> _WHAT IS REQUIRED_
Work out the number of lines containing "Južna". Give that number alone.

________________

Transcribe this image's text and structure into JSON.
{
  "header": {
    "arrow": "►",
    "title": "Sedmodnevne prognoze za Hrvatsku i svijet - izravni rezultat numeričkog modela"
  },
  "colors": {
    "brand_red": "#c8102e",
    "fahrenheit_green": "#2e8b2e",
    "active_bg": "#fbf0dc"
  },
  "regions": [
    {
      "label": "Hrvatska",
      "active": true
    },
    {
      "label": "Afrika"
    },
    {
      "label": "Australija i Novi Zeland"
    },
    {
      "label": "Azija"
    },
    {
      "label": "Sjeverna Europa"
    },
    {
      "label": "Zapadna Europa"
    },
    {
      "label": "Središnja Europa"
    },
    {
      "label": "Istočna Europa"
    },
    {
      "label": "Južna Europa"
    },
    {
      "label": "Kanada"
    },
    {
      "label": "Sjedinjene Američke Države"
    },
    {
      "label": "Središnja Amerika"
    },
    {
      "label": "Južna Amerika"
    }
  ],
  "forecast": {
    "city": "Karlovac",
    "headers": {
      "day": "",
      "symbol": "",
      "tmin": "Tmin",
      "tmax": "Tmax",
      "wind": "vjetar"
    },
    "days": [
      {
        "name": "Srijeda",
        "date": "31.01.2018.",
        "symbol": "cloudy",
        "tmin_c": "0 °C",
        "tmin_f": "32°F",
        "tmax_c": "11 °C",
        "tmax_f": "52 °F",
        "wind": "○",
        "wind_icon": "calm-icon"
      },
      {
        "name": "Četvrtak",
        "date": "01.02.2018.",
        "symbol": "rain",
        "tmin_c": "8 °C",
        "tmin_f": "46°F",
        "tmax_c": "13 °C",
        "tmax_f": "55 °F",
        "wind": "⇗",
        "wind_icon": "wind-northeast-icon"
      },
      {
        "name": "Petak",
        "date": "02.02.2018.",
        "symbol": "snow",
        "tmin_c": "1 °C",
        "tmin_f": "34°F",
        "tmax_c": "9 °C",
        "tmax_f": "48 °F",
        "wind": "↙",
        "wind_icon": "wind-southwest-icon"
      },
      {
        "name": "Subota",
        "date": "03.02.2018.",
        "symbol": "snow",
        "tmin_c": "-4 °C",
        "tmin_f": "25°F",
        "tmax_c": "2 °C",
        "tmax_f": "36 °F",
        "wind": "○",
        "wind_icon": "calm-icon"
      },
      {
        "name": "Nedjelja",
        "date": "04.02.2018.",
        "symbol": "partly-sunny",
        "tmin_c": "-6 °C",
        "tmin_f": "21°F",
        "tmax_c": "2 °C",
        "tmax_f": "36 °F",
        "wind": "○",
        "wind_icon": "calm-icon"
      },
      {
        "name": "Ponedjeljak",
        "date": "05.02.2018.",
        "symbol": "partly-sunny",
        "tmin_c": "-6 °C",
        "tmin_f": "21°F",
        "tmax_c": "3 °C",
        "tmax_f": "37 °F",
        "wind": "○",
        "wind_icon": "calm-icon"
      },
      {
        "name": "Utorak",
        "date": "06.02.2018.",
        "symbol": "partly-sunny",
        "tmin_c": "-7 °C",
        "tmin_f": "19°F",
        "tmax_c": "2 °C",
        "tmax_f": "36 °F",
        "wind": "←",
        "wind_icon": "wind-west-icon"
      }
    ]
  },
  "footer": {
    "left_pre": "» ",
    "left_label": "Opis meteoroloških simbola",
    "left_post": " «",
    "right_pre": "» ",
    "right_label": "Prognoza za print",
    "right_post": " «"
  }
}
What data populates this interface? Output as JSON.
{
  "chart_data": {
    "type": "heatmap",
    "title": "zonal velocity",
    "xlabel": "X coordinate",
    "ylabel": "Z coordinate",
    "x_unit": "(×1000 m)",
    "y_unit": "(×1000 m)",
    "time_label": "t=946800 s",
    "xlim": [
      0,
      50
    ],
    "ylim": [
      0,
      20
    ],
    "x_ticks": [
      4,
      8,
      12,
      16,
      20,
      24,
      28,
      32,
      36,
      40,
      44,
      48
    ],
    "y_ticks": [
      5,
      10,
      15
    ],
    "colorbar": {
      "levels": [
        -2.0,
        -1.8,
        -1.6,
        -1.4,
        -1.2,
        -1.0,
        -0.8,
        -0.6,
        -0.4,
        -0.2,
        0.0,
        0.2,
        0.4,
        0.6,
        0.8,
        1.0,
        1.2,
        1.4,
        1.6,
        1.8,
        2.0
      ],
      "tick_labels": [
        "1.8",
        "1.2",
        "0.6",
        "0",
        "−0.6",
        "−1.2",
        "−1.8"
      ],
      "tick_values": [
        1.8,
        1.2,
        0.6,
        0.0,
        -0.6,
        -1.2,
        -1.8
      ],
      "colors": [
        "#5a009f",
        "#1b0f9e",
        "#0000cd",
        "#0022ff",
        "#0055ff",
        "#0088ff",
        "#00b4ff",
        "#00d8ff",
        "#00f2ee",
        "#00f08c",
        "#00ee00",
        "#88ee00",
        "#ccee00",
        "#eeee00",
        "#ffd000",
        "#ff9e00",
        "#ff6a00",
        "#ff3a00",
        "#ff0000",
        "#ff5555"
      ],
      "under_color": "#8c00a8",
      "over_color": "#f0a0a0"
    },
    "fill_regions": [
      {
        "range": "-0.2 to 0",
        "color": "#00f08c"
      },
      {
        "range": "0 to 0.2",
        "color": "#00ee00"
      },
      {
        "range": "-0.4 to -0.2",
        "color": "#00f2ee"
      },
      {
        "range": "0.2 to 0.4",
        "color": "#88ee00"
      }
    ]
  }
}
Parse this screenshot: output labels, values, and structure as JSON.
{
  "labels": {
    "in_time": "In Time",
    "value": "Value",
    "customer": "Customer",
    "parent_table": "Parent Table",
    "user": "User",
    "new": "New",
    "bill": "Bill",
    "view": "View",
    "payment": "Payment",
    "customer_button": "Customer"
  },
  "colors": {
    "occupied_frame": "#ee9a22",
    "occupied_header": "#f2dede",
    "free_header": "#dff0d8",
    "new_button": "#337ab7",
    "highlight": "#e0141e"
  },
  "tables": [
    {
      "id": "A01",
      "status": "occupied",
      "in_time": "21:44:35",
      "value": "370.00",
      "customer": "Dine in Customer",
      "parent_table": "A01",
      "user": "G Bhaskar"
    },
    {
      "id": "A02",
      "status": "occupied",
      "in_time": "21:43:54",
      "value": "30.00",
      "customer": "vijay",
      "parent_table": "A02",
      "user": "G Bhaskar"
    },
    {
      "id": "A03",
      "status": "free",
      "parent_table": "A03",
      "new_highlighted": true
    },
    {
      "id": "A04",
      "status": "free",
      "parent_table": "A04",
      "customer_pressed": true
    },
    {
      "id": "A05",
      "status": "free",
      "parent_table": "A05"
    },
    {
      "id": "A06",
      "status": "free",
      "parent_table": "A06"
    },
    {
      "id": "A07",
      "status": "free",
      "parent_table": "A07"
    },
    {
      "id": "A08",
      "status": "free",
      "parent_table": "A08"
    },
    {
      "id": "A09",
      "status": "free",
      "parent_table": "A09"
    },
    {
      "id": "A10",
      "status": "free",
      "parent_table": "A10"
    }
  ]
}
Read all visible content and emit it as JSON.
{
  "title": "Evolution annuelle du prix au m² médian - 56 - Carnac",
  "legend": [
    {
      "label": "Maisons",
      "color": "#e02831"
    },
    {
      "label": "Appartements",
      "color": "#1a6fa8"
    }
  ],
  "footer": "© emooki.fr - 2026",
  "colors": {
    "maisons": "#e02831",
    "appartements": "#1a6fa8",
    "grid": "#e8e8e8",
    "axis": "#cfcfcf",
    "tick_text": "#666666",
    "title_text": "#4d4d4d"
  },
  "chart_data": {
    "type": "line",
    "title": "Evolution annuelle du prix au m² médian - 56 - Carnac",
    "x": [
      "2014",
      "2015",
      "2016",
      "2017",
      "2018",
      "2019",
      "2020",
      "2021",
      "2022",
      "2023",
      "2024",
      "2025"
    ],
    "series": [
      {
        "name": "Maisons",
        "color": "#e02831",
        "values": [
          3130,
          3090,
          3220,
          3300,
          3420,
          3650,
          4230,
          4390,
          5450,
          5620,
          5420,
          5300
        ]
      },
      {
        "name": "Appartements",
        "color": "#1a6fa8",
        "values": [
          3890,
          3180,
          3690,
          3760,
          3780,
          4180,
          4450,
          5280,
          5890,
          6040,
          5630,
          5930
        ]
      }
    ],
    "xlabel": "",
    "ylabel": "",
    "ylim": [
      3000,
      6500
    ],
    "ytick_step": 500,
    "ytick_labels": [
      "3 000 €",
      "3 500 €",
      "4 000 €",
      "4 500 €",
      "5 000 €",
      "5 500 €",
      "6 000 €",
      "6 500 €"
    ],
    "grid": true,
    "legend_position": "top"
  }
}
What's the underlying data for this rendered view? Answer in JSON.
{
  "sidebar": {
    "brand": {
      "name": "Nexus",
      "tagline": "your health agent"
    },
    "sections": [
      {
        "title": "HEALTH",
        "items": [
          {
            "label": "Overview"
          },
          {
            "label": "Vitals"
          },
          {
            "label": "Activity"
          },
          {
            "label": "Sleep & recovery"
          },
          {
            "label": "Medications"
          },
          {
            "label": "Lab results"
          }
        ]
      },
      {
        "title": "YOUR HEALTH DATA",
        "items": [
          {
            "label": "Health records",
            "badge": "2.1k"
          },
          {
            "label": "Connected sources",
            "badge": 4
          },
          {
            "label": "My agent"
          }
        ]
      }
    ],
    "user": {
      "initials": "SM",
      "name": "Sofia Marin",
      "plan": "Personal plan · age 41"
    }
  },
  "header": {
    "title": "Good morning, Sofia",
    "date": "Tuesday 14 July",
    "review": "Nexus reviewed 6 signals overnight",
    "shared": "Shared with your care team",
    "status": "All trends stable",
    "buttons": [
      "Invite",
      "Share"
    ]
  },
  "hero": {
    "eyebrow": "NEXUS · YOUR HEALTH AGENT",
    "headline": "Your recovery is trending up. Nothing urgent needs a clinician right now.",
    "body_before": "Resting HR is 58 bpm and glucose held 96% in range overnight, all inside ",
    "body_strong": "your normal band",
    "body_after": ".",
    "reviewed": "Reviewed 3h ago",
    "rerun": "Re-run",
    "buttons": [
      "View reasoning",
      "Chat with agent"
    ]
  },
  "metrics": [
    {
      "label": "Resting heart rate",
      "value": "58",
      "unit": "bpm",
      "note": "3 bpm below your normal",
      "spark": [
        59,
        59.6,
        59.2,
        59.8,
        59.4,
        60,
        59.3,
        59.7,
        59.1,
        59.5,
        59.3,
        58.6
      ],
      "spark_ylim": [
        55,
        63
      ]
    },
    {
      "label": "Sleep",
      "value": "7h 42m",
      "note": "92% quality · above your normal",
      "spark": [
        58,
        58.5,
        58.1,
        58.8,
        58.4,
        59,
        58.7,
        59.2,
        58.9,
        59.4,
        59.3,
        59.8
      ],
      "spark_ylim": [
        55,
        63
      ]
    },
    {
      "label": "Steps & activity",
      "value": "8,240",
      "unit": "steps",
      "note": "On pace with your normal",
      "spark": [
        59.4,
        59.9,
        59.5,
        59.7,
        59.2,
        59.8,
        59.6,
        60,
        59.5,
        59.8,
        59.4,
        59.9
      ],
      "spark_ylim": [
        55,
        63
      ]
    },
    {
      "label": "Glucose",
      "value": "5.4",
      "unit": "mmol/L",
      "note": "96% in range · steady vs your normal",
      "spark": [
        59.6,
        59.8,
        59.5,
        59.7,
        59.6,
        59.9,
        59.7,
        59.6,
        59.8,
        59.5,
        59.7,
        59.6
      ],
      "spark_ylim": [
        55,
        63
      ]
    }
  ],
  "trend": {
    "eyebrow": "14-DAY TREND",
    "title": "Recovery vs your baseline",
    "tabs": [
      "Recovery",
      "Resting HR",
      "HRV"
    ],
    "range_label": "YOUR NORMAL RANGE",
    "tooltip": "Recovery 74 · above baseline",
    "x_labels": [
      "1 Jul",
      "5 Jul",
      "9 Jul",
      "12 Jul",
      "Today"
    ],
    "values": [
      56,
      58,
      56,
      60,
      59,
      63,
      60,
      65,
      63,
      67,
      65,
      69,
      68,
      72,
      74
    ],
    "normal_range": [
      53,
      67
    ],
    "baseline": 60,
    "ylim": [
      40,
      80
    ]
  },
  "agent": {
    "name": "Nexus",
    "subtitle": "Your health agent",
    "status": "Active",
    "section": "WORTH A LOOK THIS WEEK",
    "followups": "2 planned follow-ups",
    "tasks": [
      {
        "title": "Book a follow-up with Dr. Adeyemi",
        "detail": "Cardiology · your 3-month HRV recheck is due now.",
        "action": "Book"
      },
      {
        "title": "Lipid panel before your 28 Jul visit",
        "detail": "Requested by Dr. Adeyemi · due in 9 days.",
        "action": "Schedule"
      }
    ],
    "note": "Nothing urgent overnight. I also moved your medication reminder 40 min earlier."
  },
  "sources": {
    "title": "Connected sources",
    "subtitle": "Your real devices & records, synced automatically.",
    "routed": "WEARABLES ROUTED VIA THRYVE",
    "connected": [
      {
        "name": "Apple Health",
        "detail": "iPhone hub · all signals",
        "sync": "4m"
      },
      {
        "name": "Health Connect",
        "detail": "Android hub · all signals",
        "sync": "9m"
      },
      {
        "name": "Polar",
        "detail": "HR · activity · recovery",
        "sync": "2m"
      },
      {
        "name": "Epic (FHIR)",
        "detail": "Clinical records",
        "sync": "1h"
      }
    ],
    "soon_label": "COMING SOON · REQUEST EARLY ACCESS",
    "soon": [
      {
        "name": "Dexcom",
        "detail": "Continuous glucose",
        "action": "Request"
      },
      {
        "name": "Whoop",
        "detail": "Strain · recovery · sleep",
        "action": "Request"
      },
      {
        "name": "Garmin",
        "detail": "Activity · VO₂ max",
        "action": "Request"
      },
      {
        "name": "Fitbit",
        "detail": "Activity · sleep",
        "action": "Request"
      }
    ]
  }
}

________________

> _TASK ANSWER_
2